Start STORED DATA

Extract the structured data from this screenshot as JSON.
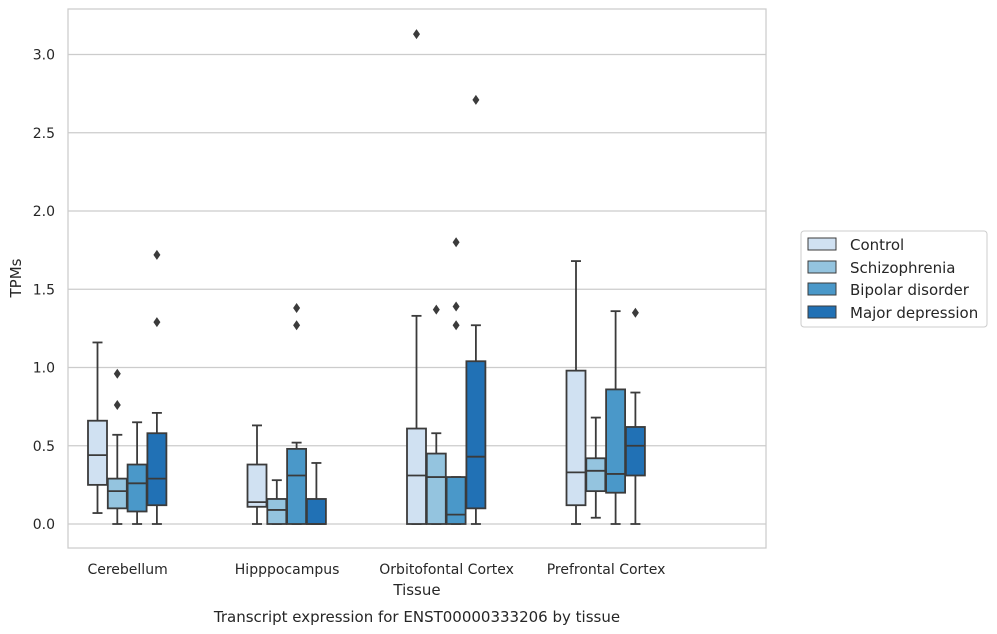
{
  "chart_data": {
    "type": "box",
    "title": "",
    "caption": "Transcript expression for ENST00000333206 by tissue",
    "xlabel": "Tissue",
    "ylabel": "TPMs",
    "ylim": [
      -0.15,
      3.3
    ],
    "yticks": [
      "0.0",
      "0.5",
      "1.0",
      "1.5",
      "2.0",
      "2.5",
      "3.0"
    ],
    "grid": "horizontal",
    "legend_position": "right",
    "categories": [
      "Cerebellum",
      "Hipppocampus",
      "Orbitofontal Cortex",
      "Prefrontal Cortex"
    ],
    "series": [
      {
        "name": "Control",
        "color": "#d0e1f2",
        "boxes": [
          {
            "min": 0.07,
            "q1": 0.25,
            "median": 0.44,
            "q3": 0.66,
            "max": 1.16,
            "outliers": []
          },
          {
            "min": 0.0,
            "q1": 0.11,
            "median": 0.14,
            "q3": 0.38,
            "max": 0.63,
            "outliers": []
          },
          {
            "min": 0.0,
            "q1": 0.0,
            "median": 0.31,
            "q3": 0.61,
            "max": 1.33,
            "outliers": [
              3.13
            ]
          },
          {
            "min": 0.0,
            "q1": 0.12,
            "median": 0.33,
            "q3": 0.98,
            "max": 1.68,
            "outliers": []
          }
        ]
      },
      {
        "name": "Schizophrenia",
        "color": "#94c4df",
        "boxes": [
          {
            "min": 0.0,
            "q1": 0.1,
            "median": 0.21,
            "q3": 0.29,
            "max": 0.57,
            "outliers": [
              0.76,
              0.96
            ]
          },
          {
            "min": 0.0,
            "q1": 0.0,
            "median": 0.09,
            "q3": 0.16,
            "max": 0.28,
            "outliers": []
          },
          {
            "min": 0.0,
            "q1": 0.0,
            "median": 0.3,
            "q3": 0.45,
            "max": 0.58,
            "outliers": [
              1.37
            ]
          },
          {
            "min": 0.04,
            "q1": 0.21,
            "median": 0.34,
            "q3": 0.42,
            "max": 0.68,
            "outliers": []
          }
        ]
      },
      {
        "name": "Bipolar disorder",
        "color": "#4a98c9",
        "boxes": [
          {
            "min": 0.0,
            "q1": 0.08,
            "median": 0.26,
            "q3": 0.38,
            "max": 0.65,
            "outliers": []
          },
          {
            "min": 0.0,
            "q1": 0.0,
            "median": 0.31,
            "q3": 0.48,
            "max": 0.52,
            "outliers": [
              1.27,
              1.38
            ]
          },
          {
            "min": 0.0,
            "q1": 0.0,
            "median": 0.06,
            "q3": 0.3,
            "max": 0.3,
            "outliers": [
              1.27,
              1.39,
              1.8
            ]
          },
          {
            "min": 0.0,
            "q1": 0.2,
            "median": 0.32,
            "q3": 0.86,
            "max": 1.36,
            "outliers": []
          }
        ]
      },
      {
        "name": "Major depression",
        "color": "#2171b5",
        "boxes": [
          {
            "min": 0.0,
            "q1": 0.12,
            "median": 0.29,
            "q3": 0.58,
            "max": 0.71,
            "outliers": [
              1.29,
              1.72
            ]
          },
          {
            "min": 0.0,
            "q1": 0.0,
            "median": 0.0,
            "q3": 0.16,
            "max": 0.39,
            "outliers": []
          },
          {
            "min": 0.0,
            "q1": 0.1,
            "median": 0.43,
            "q3": 1.04,
            "max": 1.27,
            "outliers": [
              2.71
            ]
          },
          {
            "min": 0.0,
            "q1": 0.31,
            "median": 0.5,
            "q3": 0.62,
            "max": 0.84,
            "outliers": [
              1.35
            ]
          }
        ]
      }
    ]
  }
}
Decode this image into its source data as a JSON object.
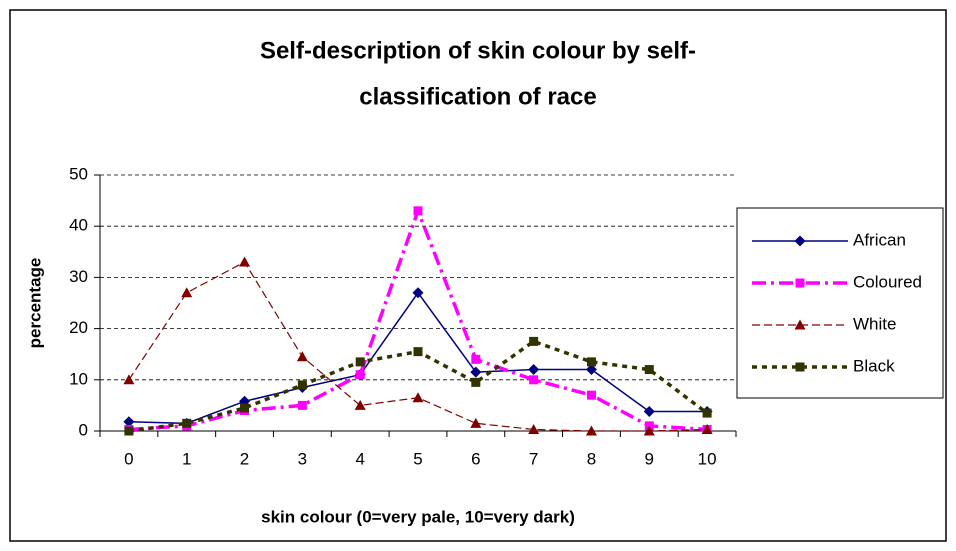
{
  "chart_data": {
    "type": "line",
    "title": [
      "Self-description of skin colour by self-",
      "classification of race"
    ],
    "x_label": "skin colour (0=very pale, 10=very dark)",
    "y_label": "percentage",
    "categories": [
      "0",
      "1",
      "2",
      "3",
      "4",
      "5",
      "6",
      "7",
      "8",
      "9",
      "10"
    ],
    "series": [
      {
        "name": "African",
        "color": "#000080",
        "line_style": "solid",
        "marker": "diamond",
        "values": [
          1.8,
          1.5,
          5.8,
          8.5,
          11,
          27,
          11.5,
          12,
          12,
          3.8,
          3.8
        ]
      },
      {
        "name": "Coloured",
        "color": "#ff00ff",
        "line_style": "dashdot",
        "marker": "square",
        "values": [
          0.3,
          1,
          4,
          5,
          11,
          43,
          14,
          10,
          7,
          1,
          0.3
        ]
      },
      {
        "name": "White",
        "color": "#800000",
        "line_style": "dashed",
        "marker": "triangle",
        "values": [
          10,
          27,
          33,
          14.5,
          5,
          6.5,
          1.5,
          0.3,
          0,
          0,
          0.3
        ]
      },
      {
        "name": "Black",
        "color": "#333300",
        "line_style": "dotted",
        "marker": "square",
        "values": [
          0,
          1.5,
          4.5,
          9,
          13.5,
          15.5,
          9.5,
          17.5,
          13.5,
          12,
          3.5
        ]
      }
    ],
    "ylim": [
      0,
      50
    ],
    "yticks": [
      0,
      10,
      20,
      30,
      40,
      50
    ],
    "grid": true,
    "legend": "right"
  }
}
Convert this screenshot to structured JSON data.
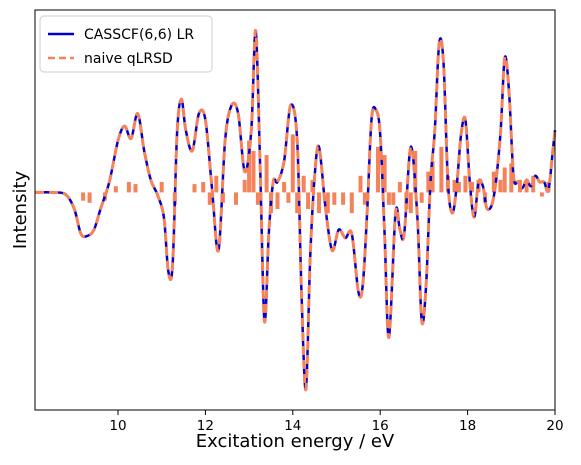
{
  "chart_data": {
    "type": "line",
    "title": "",
    "xlabel": "Excitation energy / eV",
    "ylabel": "Intensity",
    "xlim": [
      8.1,
      20.0
    ],
    "ylim": [
      -1.05,
      0.88
    ],
    "xticks": [
      10,
      12,
      14,
      16,
      18,
      20
    ],
    "yticks_visible": false,
    "grid": false,
    "legend_position": "top-left",
    "series": [
      {
        "name": "CASSCF(6,6) LR",
        "color": "#0000cc",
        "style": "solid",
        "x": [
          8.1,
          8.5,
          8.8,
          9.0,
          9.15,
          9.3,
          9.45,
          9.6,
          9.8,
          10.0,
          10.15,
          10.3,
          10.45,
          10.6,
          10.75,
          10.9,
          11.05,
          11.15,
          11.25,
          11.35,
          11.45,
          11.55,
          11.7,
          11.85,
          12.0,
          12.15,
          12.3,
          12.45,
          12.6,
          12.75,
          12.9,
          13.05,
          13.15,
          13.25,
          13.35,
          13.45,
          13.55,
          13.65,
          13.8,
          13.95,
          14.1,
          14.2,
          14.3,
          14.4,
          14.5,
          14.6,
          14.75,
          14.9,
          15.05,
          15.2,
          15.35,
          15.5,
          15.6,
          15.7,
          15.8,
          15.9,
          16.0,
          16.1,
          16.2,
          16.35,
          16.45,
          16.55,
          16.7,
          16.85,
          16.95,
          17.05,
          17.15,
          17.25,
          17.35,
          17.45,
          17.55,
          17.65,
          17.75,
          17.85,
          17.95,
          18.05,
          18.15,
          18.25,
          18.35,
          18.45,
          18.6,
          18.75,
          18.85,
          18.95,
          19.05,
          19.15,
          19.25,
          19.35,
          19.45,
          19.55,
          19.65,
          19.75,
          19.85,
          19.95,
          20.0
        ],
        "y": [
          0.0,
          0.0,
          -0.01,
          -0.08,
          -0.2,
          -0.21,
          -0.18,
          -0.08,
          0.05,
          0.25,
          0.32,
          0.26,
          0.38,
          0.2,
          0.06,
          -0.01,
          -0.12,
          -0.38,
          -0.35,
          0.28,
          0.45,
          0.3,
          0.2,
          0.38,
          0.35,
          0.02,
          -0.28,
          0.25,
          0.42,
          0.38,
          0.1,
          0.3,
          0.78,
          0.15,
          -0.62,
          -0.2,
          0.05,
          0.05,
          0.15,
          0.42,
          0.25,
          -0.5,
          -0.95,
          -0.3,
          0.08,
          0.22,
          -0.08,
          -0.28,
          -0.18,
          -0.22,
          -0.2,
          -0.48,
          -0.45,
          -0.1,
          0.35,
          0.4,
          0.28,
          -0.2,
          -0.7,
          -0.1,
          -0.18,
          -0.2,
          0.22,
          -0.12,
          -0.62,
          -0.45,
          0.05,
          0.3,
          0.72,
          0.62,
          0.05,
          -0.1,
          0.03,
          0.28,
          0.35,
          0.05,
          -0.12,
          0.05,
          0.03,
          -0.08,
          -0.02,
          0.28,
          0.65,
          0.48,
          0.08,
          0.05,
          0.02,
          0.06,
          0.03,
          0.08,
          0.05,
          0.05,
          0.01,
          0.2,
          0.3
        ]
      },
      {
        "name": "naive qLRSD",
        "color": "#f4825a",
        "style": "dashed",
        "x": [
          8.1,
          8.5,
          8.8,
          9.0,
          9.15,
          9.3,
          9.45,
          9.6,
          9.8,
          10.0,
          10.15,
          10.3,
          10.45,
          10.6,
          10.75,
          10.9,
          11.05,
          11.15,
          11.25,
          11.35,
          11.45,
          11.55,
          11.7,
          11.85,
          12.0,
          12.15,
          12.3,
          12.45,
          12.6,
          12.75,
          12.9,
          13.05,
          13.15,
          13.25,
          13.35,
          13.45,
          13.55,
          13.65,
          13.8,
          13.95,
          14.1,
          14.2,
          14.3,
          14.4,
          14.5,
          14.6,
          14.75,
          14.9,
          15.05,
          15.2,
          15.35,
          15.5,
          15.6,
          15.7,
          15.8,
          15.9,
          16.0,
          16.1,
          16.2,
          16.35,
          16.45,
          16.55,
          16.7,
          16.85,
          16.95,
          17.05,
          17.15,
          17.25,
          17.35,
          17.45,
          17.55,
          17.65,
          17.75,
          17.85,
          17.95,
          18.05,
          18.15,
          18.25,
          18.35,
          18.45,
          18.6,
          18.75,
          18.85,
          18.95,
          19.05,
          19.15,
          19.25,
          19.35,
          19.45,
          19.55,
          19.65,
          19.75,
          19.85,
          19.95,
          20.0
        ],
        "y": [
          0.0,
          0.0,
          -0.01,
          -0.08,
          -0.2,
          -0.21,
          -0.18,
          -0.08,
          0.05,
          0.25,
          0.32,
          0.26,
          0.38,
          0.2,
          0.06,
          -0.01,
          -0.12,
          -0.38,
          -0.35,
          0.28,
          0.45,
          0.3,
          0.2,
          0.38,
          0.35,
          0.02,
          -0.28,
          0.25,
          0.42,
          0.38,
          0.1,
          0.3,
          0.78,
          0.15,
          -0.62,
          -0.2,
          0.05,
          0.05,
          0.15,
          0.42,
          0.25,
          -0.5,
          -0.95,
          -0.3,
          0.08,
          0.22,
          -0.08,
          -0.28,
          -0.18,
          -0.22,
          -0.2,
          -0.48,
          -0.45,
          -0.1,
          0.35,
          0.4,
          0.28,
          -0.2,
          -0.7,
          -0.1,
          -0.18,
          -0.2,
          0.22,
          -0.12,
          -0.62,
          -0.45,
          0.05,
          0.3,
          0.72,
          0.62,
          0.05,
          -0.1,
          0.03,
          0.28,
          0.35,
          0.05,
          -0.12,
          0.05,
          0.03,
          -0.08,
          -0.02,
          0.28,
          0.65,
          0.48,
          0.08,
          0.05,
          0.02,
          0.06,
          0.03,
          0.08,
          0.05,
          0.05,
          0.01,
          0.2,
          0.3
        ]
      },
      {
        "name": "",
        "type": "stick",
        "color": "#f4825a",
        "x": [
          9.2,
          9.35,
          9.7,
          9.95,
          10.25,
          10.4,
          11.0,
          11.3,
          11.75,
          11.95,
          12.1,
          12.25,
          12.4,
          12.7,
          12.9,
          13.0,
          13.1,
          13.2,
          13.4,
          13.5,
          13.65,
          13.8,
          13.9,
          14.0,
          14.1,
          14.25,
          14.35,
          14.45,
          14.6,
          14.8,
          14.95,
          15.15,
          15.35,
          15.55,
          15.65,
          15.95,
          16.1,
          16.2,
          16.3,
          16.45,
          16.6,
          16.7,
          16.8,
          16.95,
          17.1,
          17.2,
          17.4,
          17.55,
          17.7,
          17.8,
          17.95,
          18.1,
          18.25,
          18.4,
          18.6,
          18.75,
          18.85,
          19.0,
          19.2,
          19.35,
          19.5,
          19.7,
          19.85
        ],
        "y": [
          -0.04,
          -0.05,
          -0.04,
          0.03,
          0.05,
          0.04,
          0.05,
          -0.06,
          0.04,
          0.05,
          -0.06,
          0.08,
          -0.05,
          -0.06,
          0.06,
          0.25,
          0.2,
          -0.06,
          0.18,
          -0.1,
          -0.08,
          0.05,
          -0.05,
          0.28,
          -0.1,
          0.08,
          -0.08,
          0.06,
          -0.1,
          -0.1,
          -0.06,
          -0.06,
          -0.1,
          0.08,
          -0.06,
          0.22,
          0.18,
          -0.06,
          -0.06,
          0.05,
          -0.08,
          -0.1,
          0.2,
          -0.05,
          0.1,
          0.15,
          0.22,
          0.08,
          0.06,
          0.05,
          0.08,
          0.05,
          0.06,
          -0.05,
          0.1,
          0.06,
          0.12,
          0.14,
          0.06,
          0.05,
          0.08,
          -0.02,
          0.05
        ]
      }
    ]
  }
}
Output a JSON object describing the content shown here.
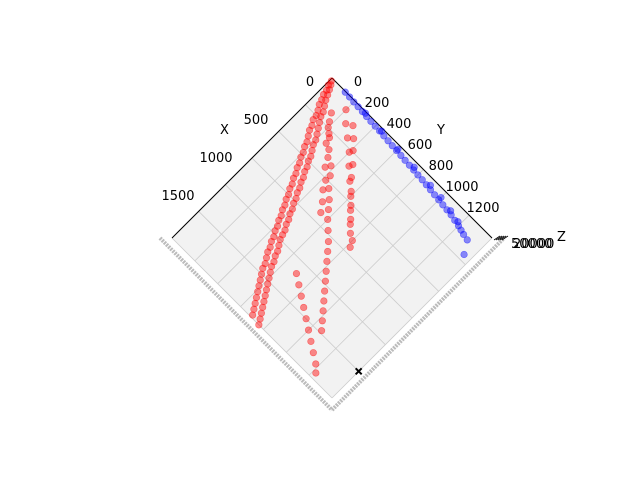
{
  "chart_data": {
    "type": "scatter",
    "projection": "3d",
    "xlabel": "X",
    "ylabel": "Y",
    "zlabel": "Z",
    "x_ticks": [
      "0",
      "500",
      "1000",
      "1500"
    ],
    "y_ticks": [
      "0",
      "200",
      "400",
      "600",
      "800",
      "1000",
      "1200"
    ],
    "z_ticks_overlapping": "5000 / 10000 / 15000 / 20000 / 25000 (overlapping)",
    "z_tick_text": "50000",
    "grid": true,
    "colors": {
      "series_red": "#ff0000",
      "series_blue": "#0000ff",
      "marker": "#000000",
      "pane": "#f2f2f2",
      "grid": "#cccccc"
    },
    "series": [
      {
        "color": "red",
        "alpha": 0.45,
        "points": [
          [
            20,
            10
          ],
          [
            45,
            25
          ],
          [
            60,
            15
          ],
          [
            80,
            40
          ],
          [
            100,
            30
          ],
          [
            120,
            55
          ],
          [
            140,
            35
          ],
          [
            160,
            70
          ],
          [
            180,
            50
          ],
          [
            200,
            90
          ],
          [
            220,
            60
          ],
          [
            240,
            110
          ],
          [
            260,
            80
          ],
          [
            280,
            120
          ],
          [
            300,
            95
          ],
          [
            320,
            140
          ],
          [
            340,
            100
          ],
          [
            360,
            160
          ],
          [
            380,
            120
          ],
          [
            400,
            180
          ],
          [
            420,
            130
          ],
          [
            440,
            200
          ],
          [
            460,
            150
          ],
          [
            480,
            210
          ],
          [
            500,
            170
          ],
          [
            520,
            230
          ],
          [
            540,
            180
          ],
          [
            560,
            250
          ],
          [
            580,
            200
          ],
          [
            600,
            260
          ],
          [
            620,
            210
          ],
          [
            640,
            280
          ],
          [
            660,
            230
          ],
          [
            680,
            290
          ],
          [
            700,
            240
          ],
          [
            720,
            310
          ],
          [
            740,
            260
          ],
          [
            760,
            320
          ],
          [
            780,
            270
          ],
          [
            800,
            340
          ],
          [
            820,
            290
          ],
          [
            840,
            350
          ],
          [
            860,
            300
          ],
          [
            880,
            370
          ],
          [
            900,
            320
          ],
          [
            920,
            380
          ],
          [
            940,
            330
          ],
          [
            960,
            400
          ],
          [
            980,
            350
          ],
          [
            1000,
            410
          ],
          [
            1020,
            360
          ],
          [
            1040,
            430
          ],
          [
            1060,
            380
          ],
          [
            1080,
            440
          ],
          [
            1100,
            390
          ],
          [
            1120,
            460
          ],
          [
            1140,
            410
          ],
          [
            1160,
            470
          ],
          [
            1180,
            420
          ],
          [
            1200,
            480
          ],
          [
            1220,
            440
          ],
          [
            1240,
            500
          ],
          [
            1260,
            450
          ],
          [
            1280,
            520
          ],
          [
            1300,
            470
          ],
          [
            1320,
            530
          ],
          [
            1340,
            480
          ],
          [
            1360,
            550
          ],
          [
            1380,
            500
          ],
          [
            1400,
            560
          ],
          [
            1420,
            520
          ],
          [
            1440,
            580
          ],
          [
            1460,
            530
          ],
          [
            1480,
            600
          ],
          [
            1500,
            550
          ],
          [
            1520,
            620
          ],
          [
            1540,
            570
          ],
          [
            1560,
            640
          ],
          [
            1580,
            590
          ],
          [
            1600,
            660
          ],
          [
            1620,
            610
          ],
          [
            1640,
            680
          ],
          [
            1660,
            630
          ],
          [
            1680,
            700
          ],
          [
            1700,
            650
          ],
          [
            1720,
            720
          ],
          [
            1740,
            670
          ],
          [
            1760,
            740
          ],
          [
            1780,
            690
          ],
          [
            1800,
            760
          ],
          [
            300,
            200
          ],
          [
            350,
            250
          ],
          [
            420,
            300
          ],
          [
            500,
            380
          ],
          [
            560,
            420
          ],
          [
            640,
            470
          ],
          [
            700,
            520
          ],
          [
            760,
            560
          ],
          [
            820,
            600
          ],
          [
            880,
            650
          ],
          [
            940,
            700
          ],
          [
            1000,
            740
          ],
          [
            1060,
            780
          ],
          [
            1120,
            820
          ],
          [
            1180,
            860
          ],
          [
            1240,
            900
          ],
          [
            1300,
            940
          ],
          [
            1360,
            980
          ],
          [
            1420,
            1020
          ],
          [
            1480,
            1060
          ],
          [
            200,
            150
          ],
          [
            260,
            180
          ],
          [
            330,
            230
          ],
          [
            400,
            260
          ],
          [
            470,
            330
          ],
          [
            540,
            360
          ],
          [
            610,
            420
          ],
          [
            680,
            450
          ],
          [
            750,
            500
          ],
          [
            820,
            540
          ],
          [
            150,
            300
          ],
          [
            220,
            360
          ],
          [
            290,
            410
          ],
          [
            370,
            470
          ],
          [
            450,
            520
          ],
          [
            530,
            580
          ],
          [
            610,
            640
          ],
          [
            690,
            700
          ],
          [
            770,
            760
          ],
          [
            850,
            820
          ],
          [
            100,
            200
          ],
          [
            180,
            260
          ],
          [
            250,
            330
          ],
          [
            320,
            400
          ],
          [
            400,
            460
          ],
          [
            480,
            530
          ],
          [
            560,
            600
          ],
          [
            640,
            660
          ],
          [
            720,
            720
          ],
          [
            800,
            800
          ],
          [
            1300,
            700
          ],
          [
            1350,
            760
          ],
          [
            1400,
            820
          ],
          [
            1450,
            880
          ],
          [
            1500,
            940
          ],
          [
            1550,
            1000
          ],
          [
            1600,
            1060
          ],
          [
            1650,
            1120
          ],
          [
            1700,
            1180
          ],
          [
            1750,
            1220
          ]
        ]
      },
      {
        "color": "blue",
        "alpha": 0.45,
        "points": [
          [
            5,
            120
          ],
          [
            8,
            160
          ],
          [
            12,
            200
          ],
          [
            15,
            240
          ],
          [
            18,
            280
          ],
          [
            22,
            320
          ],
          [
            25,
            360
          ],
          [
            28,
            400
          ],
          [
            30,
            440
          ],
          [
            34,
            480
          ],
          [
            38,
            520
          ],
          [
            42,
            560
          ],
          [
            45,
            600
          ],
          [
            48,
            640
          ],
          [
            52,
            680
          ],
          [
            55,
            720
          ],
          [
            58,
            760
          ],
          [
            62,
            800
          ],
          [
            65,
            840
          ],
          [
            70,
            880
          ],
          [
            75,
            920
          ],
          [
            80,
            960
          ],
          [
            85,
            1000
          ],
          [
            90,
            1040
          ],
          [
            95,
            1080
          ],
          [
            100,
            1120
          ],
          [
            110,
            1160
          ],
          [
            120,
            1200
          ],
          [
            130,
            1230
          ],
          [
            140,
            1260
          ],
          [
            10,
            300
          ],
          [
            20,
            450
          ],
          [
            30,
            600
          ],
          [
            40,
            750
          ],
          [
            50,
            900
          ],
          [
            60,
            1000
          ],
          [
            80,
            1100
          ],
          [
            100,
            1180
          ],
          [
            150,
            1300
          ],
          [
            250,
            1350
          ]
        ]
      },
      {
        "color": "black",
        "marker": "X",
        "points": [
          [
            1500,
            1400
          ]
        ]
      }
    ]
  }
}
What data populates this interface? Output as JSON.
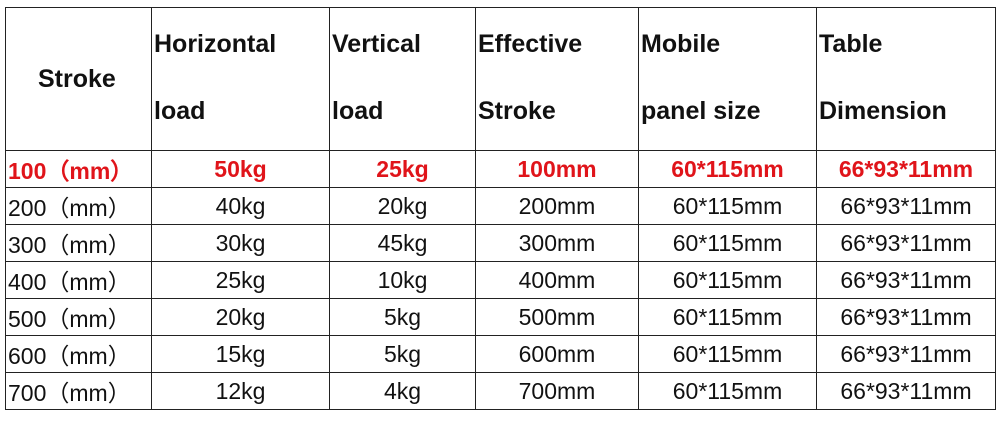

End STORED DATA

- INSTRUCTIONS TO FOLLOW
Locate the word "type" in the records and collect each line it appears in.

- TASK SOLUTION
    "type": "box",
    "type": "line",
    "type": "line",
        "type": "stick",
    "type": "scatter",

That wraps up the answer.